DIRECTIVE - Single out the lines that include the word "title". Copy them.

EXTRACTED ENTRIES -
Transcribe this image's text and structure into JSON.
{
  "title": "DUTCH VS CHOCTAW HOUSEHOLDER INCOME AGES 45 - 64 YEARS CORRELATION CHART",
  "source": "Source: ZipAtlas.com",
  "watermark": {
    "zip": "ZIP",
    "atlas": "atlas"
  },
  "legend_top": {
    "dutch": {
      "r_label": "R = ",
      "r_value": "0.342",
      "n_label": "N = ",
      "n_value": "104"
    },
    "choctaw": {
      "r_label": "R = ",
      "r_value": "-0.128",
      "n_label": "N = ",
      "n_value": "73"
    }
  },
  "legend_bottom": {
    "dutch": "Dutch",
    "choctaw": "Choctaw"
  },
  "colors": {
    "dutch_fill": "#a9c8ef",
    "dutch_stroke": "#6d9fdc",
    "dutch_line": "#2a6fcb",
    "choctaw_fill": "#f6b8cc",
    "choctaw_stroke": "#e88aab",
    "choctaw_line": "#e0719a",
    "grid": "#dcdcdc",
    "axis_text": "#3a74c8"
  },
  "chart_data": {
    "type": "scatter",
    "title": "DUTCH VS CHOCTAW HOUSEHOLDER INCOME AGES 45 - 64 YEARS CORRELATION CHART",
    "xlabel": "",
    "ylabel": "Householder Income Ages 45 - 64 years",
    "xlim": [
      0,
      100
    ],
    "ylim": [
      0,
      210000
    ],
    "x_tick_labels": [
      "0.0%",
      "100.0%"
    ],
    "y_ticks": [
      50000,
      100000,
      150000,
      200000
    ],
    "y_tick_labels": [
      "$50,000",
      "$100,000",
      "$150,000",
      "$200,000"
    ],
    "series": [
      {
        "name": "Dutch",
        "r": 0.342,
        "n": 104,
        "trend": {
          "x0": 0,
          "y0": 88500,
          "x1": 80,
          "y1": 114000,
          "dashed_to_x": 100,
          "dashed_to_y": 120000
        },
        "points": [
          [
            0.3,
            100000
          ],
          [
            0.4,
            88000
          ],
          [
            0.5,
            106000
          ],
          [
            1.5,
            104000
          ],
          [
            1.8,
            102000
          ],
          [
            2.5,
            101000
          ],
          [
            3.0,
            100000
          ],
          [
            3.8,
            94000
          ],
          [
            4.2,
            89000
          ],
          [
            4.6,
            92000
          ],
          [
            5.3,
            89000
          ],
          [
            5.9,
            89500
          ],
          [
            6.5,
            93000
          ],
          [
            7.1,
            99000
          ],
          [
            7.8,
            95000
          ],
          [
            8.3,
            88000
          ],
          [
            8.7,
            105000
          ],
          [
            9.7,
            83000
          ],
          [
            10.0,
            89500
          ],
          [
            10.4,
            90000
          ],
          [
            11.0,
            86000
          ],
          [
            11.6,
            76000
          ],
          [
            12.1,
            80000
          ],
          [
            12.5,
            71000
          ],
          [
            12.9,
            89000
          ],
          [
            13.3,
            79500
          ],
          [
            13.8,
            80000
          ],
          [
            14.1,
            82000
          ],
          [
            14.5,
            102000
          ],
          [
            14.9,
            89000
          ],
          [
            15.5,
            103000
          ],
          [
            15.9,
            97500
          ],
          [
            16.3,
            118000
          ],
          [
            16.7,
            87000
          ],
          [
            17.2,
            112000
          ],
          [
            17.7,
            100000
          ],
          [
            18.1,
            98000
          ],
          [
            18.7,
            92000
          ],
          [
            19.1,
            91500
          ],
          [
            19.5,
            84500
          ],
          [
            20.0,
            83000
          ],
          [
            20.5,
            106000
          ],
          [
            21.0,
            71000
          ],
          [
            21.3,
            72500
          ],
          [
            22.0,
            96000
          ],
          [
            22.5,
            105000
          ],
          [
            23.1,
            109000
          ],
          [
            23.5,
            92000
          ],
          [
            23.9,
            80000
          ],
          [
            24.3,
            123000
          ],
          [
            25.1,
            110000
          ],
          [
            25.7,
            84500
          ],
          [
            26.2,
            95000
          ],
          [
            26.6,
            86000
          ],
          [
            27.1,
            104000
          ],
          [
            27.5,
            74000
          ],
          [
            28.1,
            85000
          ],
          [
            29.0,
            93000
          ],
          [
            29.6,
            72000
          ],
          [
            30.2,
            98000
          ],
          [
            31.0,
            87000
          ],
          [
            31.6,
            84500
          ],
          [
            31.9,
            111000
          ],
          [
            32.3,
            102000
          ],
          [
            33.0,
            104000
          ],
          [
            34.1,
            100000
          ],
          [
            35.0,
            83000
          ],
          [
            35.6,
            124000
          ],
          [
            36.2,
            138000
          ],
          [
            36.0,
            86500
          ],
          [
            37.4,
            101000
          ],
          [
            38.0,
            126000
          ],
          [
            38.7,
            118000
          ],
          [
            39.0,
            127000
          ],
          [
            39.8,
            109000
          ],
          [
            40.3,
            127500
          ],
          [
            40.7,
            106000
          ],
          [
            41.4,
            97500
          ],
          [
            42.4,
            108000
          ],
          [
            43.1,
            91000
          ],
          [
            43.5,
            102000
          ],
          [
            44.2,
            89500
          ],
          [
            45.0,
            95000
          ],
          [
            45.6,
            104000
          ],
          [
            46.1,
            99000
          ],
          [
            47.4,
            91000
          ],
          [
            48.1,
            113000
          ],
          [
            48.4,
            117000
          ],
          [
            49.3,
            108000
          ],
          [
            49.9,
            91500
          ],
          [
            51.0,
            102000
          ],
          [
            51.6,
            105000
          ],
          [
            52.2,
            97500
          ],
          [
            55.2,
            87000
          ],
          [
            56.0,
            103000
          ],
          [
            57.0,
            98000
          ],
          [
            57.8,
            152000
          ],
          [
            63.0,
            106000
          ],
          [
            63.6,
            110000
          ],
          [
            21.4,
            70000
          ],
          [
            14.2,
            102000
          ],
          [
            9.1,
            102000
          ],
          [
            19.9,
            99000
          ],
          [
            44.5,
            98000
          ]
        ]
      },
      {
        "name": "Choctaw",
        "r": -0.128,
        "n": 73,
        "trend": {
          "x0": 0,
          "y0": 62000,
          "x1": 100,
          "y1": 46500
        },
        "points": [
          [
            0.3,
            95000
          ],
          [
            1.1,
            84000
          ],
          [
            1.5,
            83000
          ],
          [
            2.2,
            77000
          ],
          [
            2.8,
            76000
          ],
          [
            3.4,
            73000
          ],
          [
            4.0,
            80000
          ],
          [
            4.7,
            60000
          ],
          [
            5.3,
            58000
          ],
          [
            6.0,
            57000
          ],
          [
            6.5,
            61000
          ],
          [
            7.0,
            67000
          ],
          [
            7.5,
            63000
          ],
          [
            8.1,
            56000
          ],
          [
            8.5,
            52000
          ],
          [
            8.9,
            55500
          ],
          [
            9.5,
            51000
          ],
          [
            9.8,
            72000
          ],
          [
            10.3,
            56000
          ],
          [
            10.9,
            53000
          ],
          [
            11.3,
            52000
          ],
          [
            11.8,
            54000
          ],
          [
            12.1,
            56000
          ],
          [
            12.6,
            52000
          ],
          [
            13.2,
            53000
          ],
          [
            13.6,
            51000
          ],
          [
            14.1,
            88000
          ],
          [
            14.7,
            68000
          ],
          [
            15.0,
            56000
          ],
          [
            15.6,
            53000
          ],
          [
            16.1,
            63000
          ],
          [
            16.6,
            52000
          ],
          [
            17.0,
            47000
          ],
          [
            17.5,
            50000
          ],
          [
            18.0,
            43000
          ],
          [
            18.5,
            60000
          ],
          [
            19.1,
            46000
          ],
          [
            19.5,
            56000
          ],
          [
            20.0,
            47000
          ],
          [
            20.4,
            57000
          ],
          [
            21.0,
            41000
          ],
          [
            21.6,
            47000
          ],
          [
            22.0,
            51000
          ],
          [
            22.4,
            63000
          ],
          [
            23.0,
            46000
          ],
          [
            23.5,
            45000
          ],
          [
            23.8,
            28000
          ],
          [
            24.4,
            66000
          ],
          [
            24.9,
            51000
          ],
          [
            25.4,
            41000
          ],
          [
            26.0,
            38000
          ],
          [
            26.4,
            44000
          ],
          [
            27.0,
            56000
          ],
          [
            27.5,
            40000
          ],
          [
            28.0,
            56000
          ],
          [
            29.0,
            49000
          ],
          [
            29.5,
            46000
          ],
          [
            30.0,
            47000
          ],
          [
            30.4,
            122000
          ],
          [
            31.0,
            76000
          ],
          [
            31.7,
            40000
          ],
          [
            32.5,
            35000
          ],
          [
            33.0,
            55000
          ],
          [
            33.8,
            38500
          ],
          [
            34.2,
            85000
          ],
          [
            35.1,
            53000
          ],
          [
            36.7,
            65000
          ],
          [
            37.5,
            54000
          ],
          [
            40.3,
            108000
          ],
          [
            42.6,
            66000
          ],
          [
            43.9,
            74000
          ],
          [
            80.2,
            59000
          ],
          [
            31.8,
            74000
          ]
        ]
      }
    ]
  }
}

COMPLETED TASK -
  "title": "DUTCH VS CHOCTAW HOUSEHOLDER INCOME AGES 45 - 64 YEARS CORRELATION CHART",
    "title": "DUTCH VS CHOCTAW HOUSEHOLDER INCOME AGES 45 - 64 YEARS CORRELATION CHART",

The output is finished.